Copy each line of the records that contains the word "villagers".

___ Record list

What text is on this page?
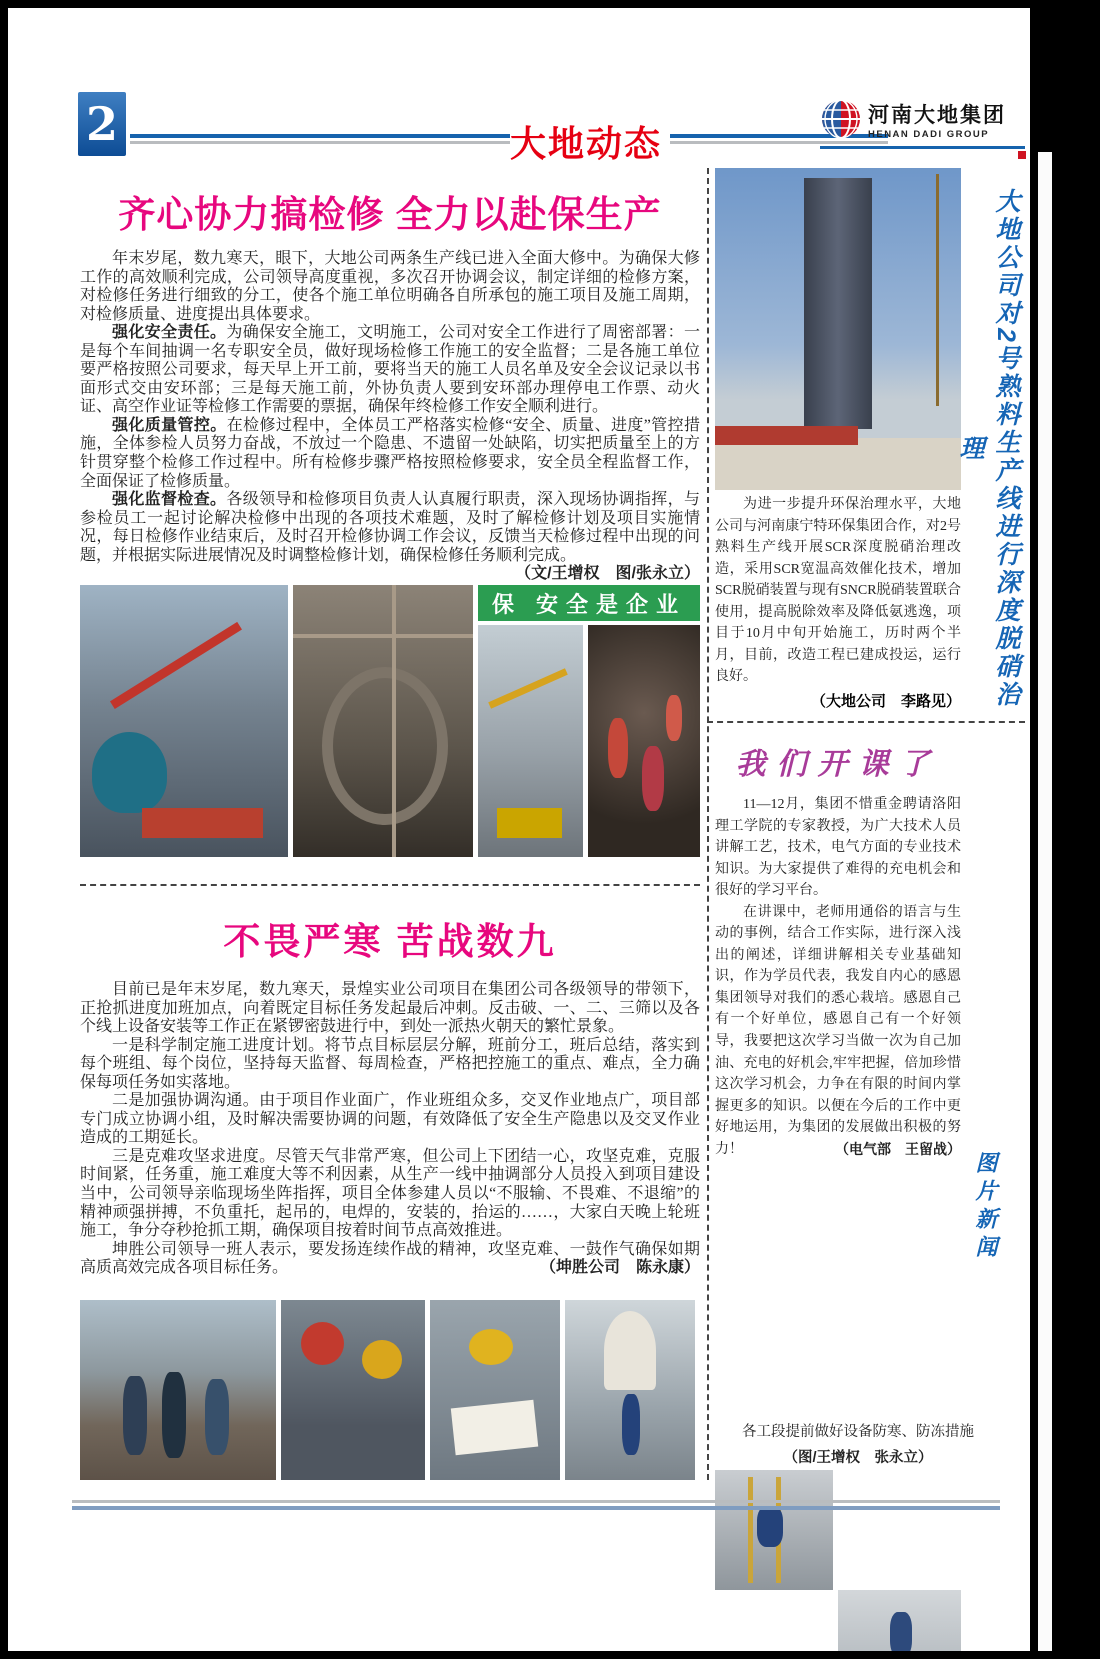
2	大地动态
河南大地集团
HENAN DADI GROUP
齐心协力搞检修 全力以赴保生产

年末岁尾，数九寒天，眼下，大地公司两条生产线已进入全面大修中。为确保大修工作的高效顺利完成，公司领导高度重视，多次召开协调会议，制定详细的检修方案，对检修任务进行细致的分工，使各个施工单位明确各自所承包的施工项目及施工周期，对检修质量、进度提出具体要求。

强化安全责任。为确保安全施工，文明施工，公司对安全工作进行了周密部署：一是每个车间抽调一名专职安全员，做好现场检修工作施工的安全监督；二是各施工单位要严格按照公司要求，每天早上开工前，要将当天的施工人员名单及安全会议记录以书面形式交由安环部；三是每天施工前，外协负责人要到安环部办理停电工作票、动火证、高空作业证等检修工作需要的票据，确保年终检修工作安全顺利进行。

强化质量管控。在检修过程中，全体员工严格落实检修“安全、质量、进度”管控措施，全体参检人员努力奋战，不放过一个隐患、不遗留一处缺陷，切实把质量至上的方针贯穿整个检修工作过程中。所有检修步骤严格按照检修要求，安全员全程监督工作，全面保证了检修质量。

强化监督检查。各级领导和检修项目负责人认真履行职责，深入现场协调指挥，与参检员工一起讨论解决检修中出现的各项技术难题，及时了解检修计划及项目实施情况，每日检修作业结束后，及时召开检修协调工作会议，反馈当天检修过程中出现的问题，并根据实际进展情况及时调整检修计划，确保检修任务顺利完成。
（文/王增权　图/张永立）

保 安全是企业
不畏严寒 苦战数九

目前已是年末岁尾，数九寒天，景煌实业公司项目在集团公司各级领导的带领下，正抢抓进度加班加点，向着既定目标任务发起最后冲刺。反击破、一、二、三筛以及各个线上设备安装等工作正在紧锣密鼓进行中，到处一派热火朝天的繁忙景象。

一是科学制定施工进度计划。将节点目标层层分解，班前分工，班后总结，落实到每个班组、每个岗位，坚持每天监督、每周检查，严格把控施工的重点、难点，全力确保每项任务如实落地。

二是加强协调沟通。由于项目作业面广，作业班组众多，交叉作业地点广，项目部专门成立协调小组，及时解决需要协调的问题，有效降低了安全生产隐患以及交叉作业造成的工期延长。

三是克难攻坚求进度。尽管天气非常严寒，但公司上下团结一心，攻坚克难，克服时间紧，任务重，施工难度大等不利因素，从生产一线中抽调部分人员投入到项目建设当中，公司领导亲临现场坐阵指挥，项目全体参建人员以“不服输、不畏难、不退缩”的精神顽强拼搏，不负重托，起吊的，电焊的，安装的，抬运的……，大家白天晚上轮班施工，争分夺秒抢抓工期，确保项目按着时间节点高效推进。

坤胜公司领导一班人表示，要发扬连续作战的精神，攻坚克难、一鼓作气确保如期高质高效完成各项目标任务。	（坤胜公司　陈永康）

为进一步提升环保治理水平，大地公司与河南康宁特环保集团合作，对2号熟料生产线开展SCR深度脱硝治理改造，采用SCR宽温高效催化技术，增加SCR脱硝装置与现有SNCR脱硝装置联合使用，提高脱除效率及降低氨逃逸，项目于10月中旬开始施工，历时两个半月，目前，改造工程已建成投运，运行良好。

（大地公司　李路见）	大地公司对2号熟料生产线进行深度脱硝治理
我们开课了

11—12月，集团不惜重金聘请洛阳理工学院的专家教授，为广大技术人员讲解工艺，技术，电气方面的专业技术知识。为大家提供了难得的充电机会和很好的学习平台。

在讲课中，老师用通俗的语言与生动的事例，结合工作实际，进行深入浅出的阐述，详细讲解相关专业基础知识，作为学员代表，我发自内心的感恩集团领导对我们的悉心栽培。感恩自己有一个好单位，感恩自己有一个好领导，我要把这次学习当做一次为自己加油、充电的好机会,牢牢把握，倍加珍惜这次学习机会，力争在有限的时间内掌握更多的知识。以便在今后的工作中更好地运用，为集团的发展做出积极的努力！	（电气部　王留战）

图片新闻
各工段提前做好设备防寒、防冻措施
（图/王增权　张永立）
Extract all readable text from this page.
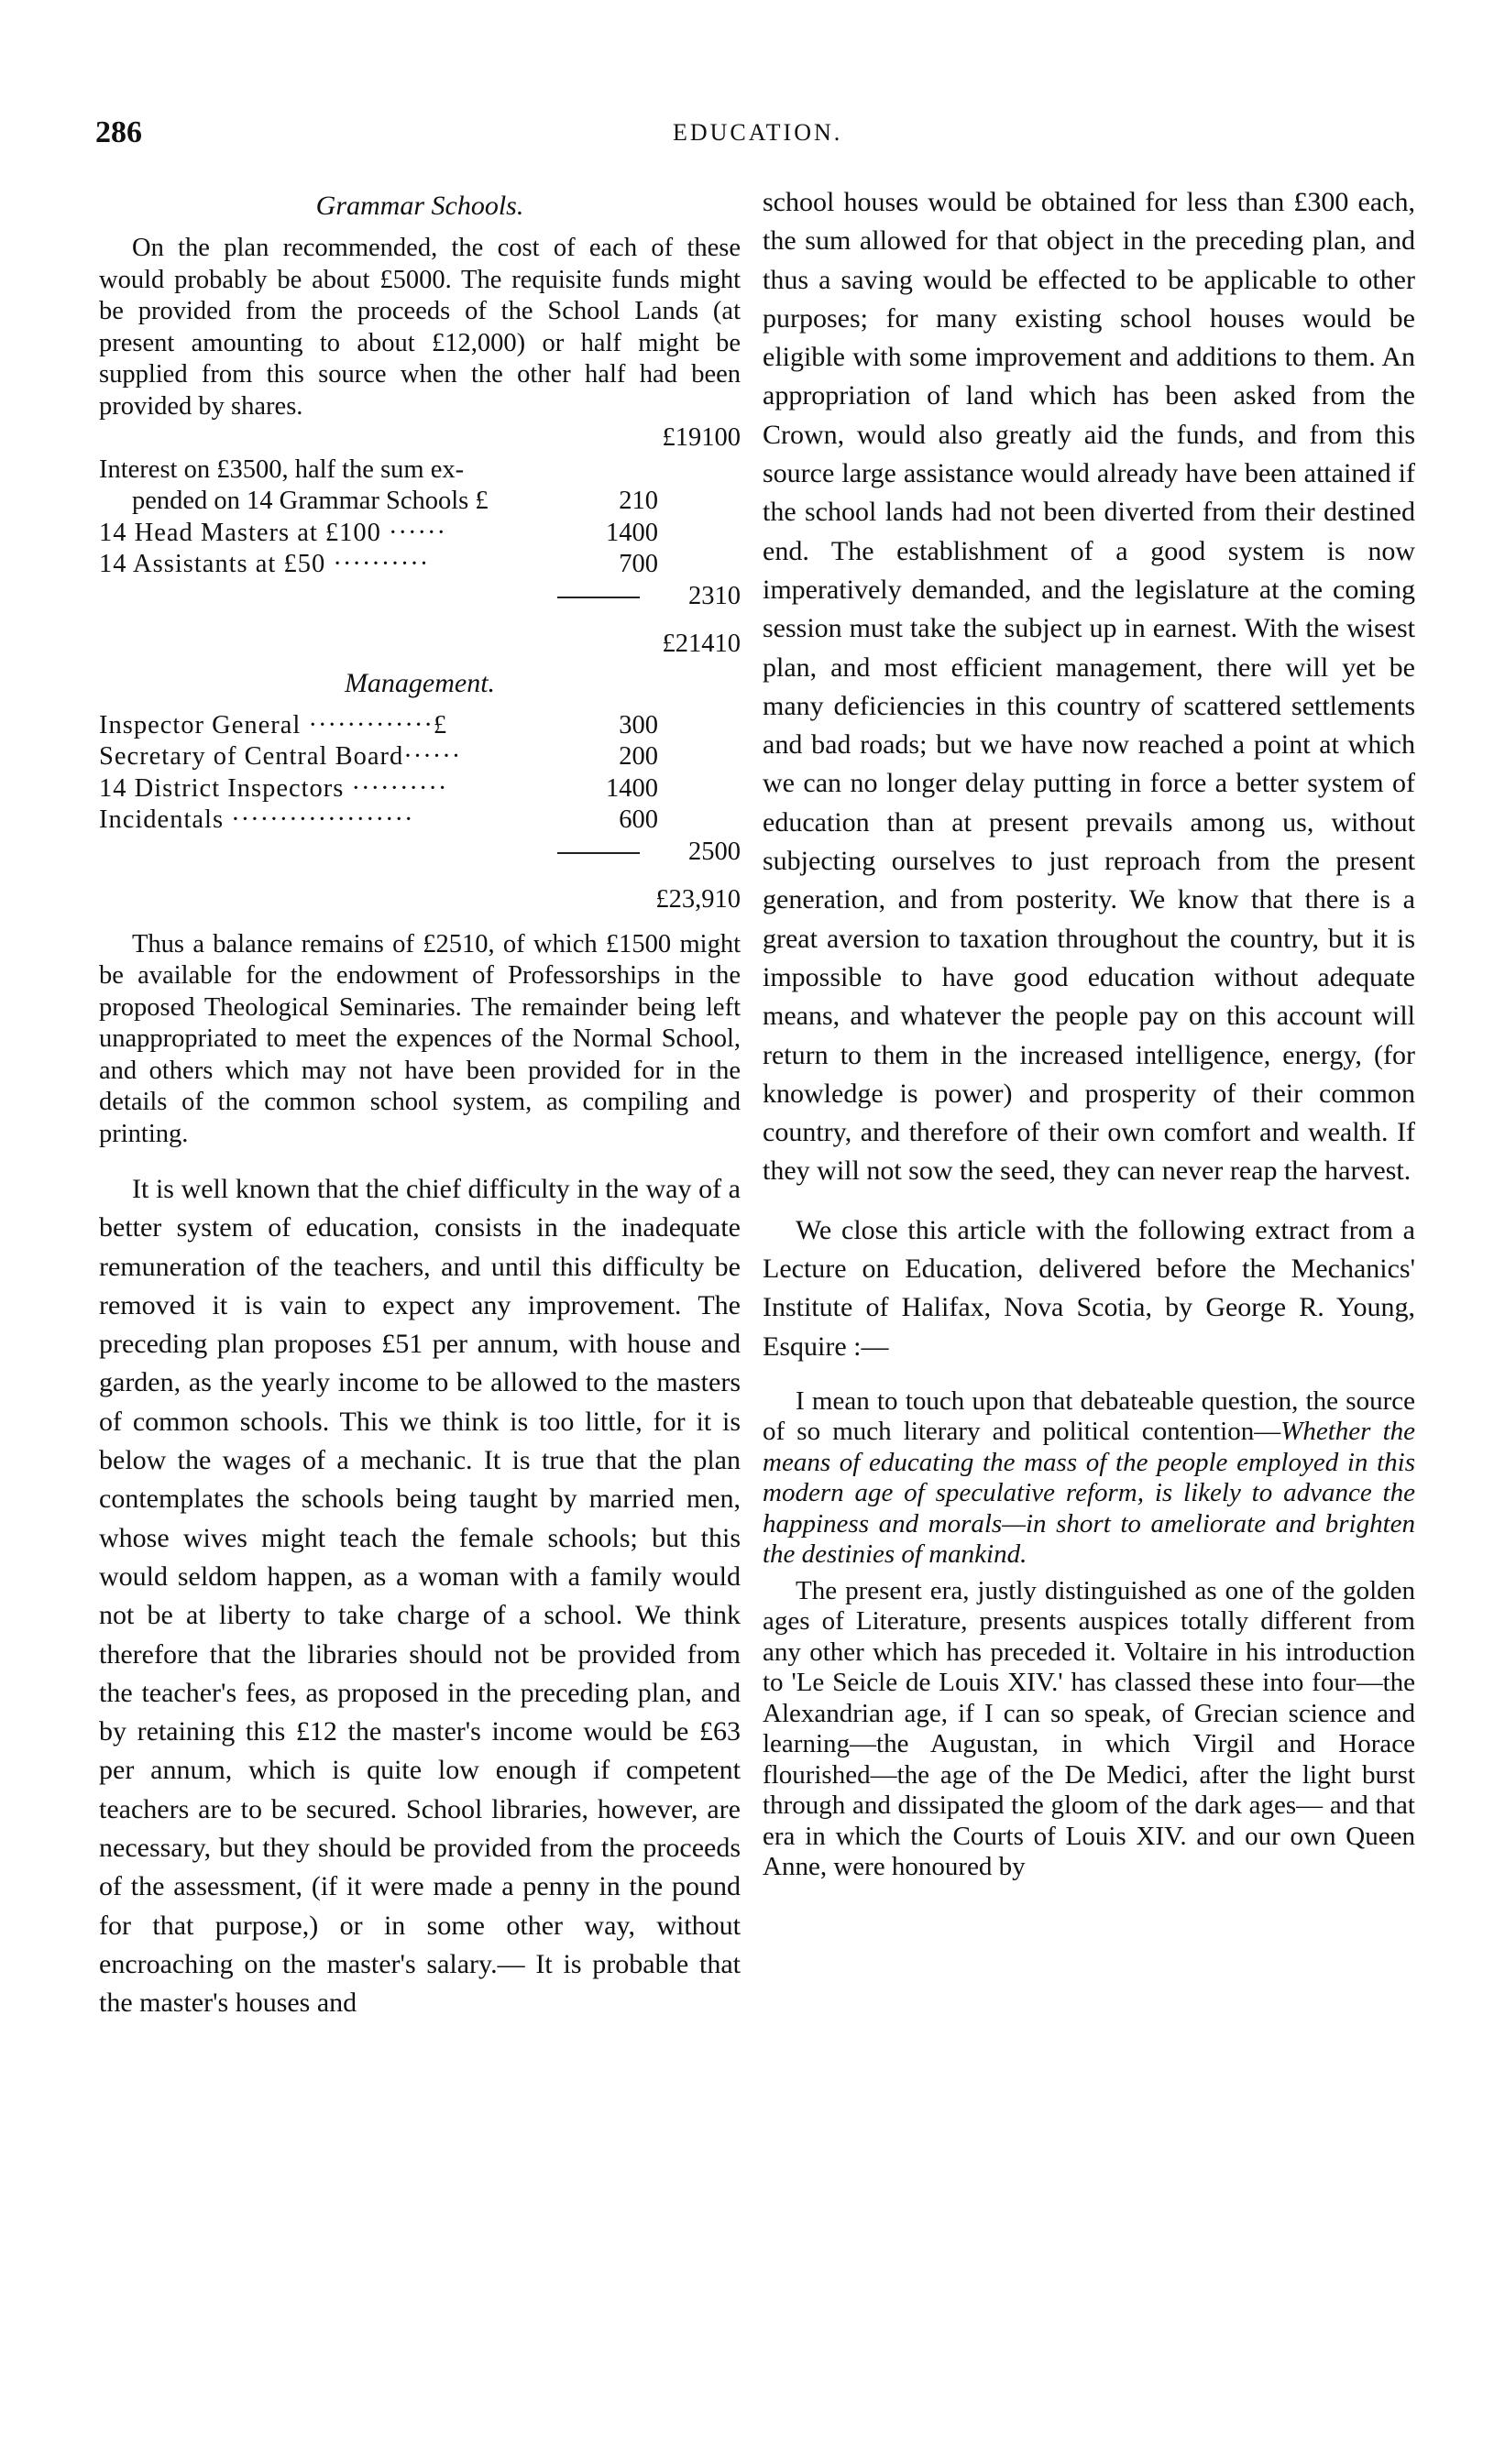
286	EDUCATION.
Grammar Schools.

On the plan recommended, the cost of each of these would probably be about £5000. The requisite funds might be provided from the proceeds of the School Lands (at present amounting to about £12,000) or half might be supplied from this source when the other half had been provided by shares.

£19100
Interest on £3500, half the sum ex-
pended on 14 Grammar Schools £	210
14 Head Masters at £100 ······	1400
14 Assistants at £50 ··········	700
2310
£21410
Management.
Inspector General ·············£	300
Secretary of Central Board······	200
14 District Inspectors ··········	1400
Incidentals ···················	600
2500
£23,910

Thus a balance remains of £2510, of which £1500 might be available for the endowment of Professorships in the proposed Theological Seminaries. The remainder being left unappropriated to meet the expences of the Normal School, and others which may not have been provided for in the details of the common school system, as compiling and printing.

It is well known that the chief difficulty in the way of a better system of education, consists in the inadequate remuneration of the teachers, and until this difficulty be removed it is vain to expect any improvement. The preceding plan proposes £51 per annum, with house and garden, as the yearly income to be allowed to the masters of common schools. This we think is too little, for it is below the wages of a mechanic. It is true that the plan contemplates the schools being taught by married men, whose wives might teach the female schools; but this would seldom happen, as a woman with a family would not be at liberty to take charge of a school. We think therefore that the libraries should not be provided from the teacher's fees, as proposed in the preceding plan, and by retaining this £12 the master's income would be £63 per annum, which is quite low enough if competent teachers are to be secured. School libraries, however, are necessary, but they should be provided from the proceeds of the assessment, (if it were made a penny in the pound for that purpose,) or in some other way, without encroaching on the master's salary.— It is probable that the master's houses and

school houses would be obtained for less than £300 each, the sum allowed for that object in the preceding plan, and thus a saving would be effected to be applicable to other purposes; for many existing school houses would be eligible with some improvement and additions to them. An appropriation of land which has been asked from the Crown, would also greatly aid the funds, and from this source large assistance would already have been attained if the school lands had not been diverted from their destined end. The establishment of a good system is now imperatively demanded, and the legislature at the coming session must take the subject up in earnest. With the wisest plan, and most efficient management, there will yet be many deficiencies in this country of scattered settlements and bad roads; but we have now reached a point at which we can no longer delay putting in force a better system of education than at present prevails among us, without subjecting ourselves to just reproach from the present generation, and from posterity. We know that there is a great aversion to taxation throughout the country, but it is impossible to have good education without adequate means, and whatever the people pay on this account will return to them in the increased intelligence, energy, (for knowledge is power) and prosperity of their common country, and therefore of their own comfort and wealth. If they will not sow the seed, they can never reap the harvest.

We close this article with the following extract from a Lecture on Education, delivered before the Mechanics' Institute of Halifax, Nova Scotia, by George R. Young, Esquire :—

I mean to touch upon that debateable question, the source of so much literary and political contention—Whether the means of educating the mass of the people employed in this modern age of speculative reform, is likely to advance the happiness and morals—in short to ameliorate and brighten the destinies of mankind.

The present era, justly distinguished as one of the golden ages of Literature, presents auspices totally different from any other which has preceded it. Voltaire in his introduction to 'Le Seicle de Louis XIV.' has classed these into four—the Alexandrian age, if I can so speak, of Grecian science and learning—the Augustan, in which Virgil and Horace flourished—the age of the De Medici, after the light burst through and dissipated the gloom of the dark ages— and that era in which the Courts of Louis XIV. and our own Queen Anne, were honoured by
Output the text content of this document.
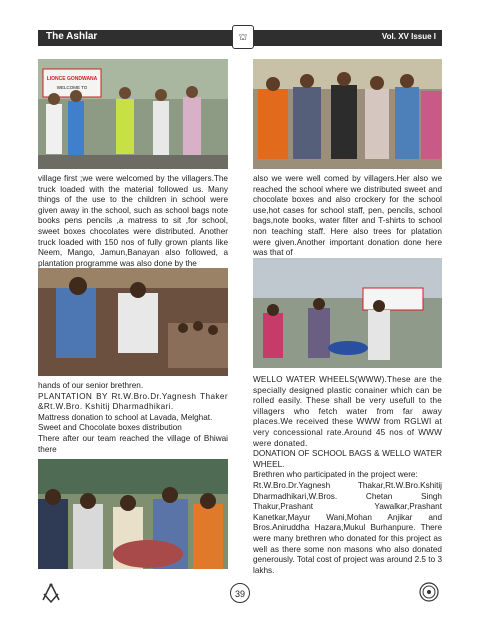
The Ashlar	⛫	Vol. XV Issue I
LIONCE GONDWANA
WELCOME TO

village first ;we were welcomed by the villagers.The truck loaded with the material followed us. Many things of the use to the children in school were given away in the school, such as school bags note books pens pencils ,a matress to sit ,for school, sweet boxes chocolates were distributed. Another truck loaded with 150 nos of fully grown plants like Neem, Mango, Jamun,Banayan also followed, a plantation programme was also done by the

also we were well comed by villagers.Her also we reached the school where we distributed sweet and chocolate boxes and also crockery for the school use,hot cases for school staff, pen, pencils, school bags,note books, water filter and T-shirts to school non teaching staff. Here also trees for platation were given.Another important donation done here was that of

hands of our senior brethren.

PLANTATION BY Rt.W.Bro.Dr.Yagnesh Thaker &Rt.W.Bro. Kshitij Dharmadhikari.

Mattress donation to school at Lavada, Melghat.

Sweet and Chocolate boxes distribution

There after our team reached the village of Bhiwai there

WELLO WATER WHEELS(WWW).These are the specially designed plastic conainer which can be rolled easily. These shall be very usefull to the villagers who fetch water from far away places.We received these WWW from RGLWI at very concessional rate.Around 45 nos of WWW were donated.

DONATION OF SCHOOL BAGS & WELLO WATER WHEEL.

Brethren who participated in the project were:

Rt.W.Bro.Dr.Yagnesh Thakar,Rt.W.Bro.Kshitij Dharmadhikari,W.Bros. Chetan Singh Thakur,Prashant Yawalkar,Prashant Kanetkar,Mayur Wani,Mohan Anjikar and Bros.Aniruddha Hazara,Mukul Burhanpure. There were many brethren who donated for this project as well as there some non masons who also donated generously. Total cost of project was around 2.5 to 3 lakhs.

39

______

▶ **Complete answer**
village first ;we were welcomed by the villagers.The truck loaded with the material followed us. Many things of the use to the children in school were given away in the school, such as school bags note books pens pencils ,a matress to sit ,for school, sweet boxes chocolates were distributed. Another truck loaded with 150 nos of fully grown plants like Neem, Mango, Jamun,Banayan also followed, a plantation programme was also done by the
also we were well comed by villagers.Her also we reached the school where we distributed sweet and chocolate boxes and also crockery for the school use,hot cases for school staff, pen, pencils, school bags,note books, water filter and T-shirts to school non teaching staff. Here also trees for platation were given.Another important donation done here was that of
WELLO WATER WHEELS(WWW).These are the specially designed plastic conainer which can be rolled easily. These shall be very usefull to the villagers who fetch water from far away places.We received these WWW from RGLWI at very concessional rate.Around 45 nos of WWW were donated.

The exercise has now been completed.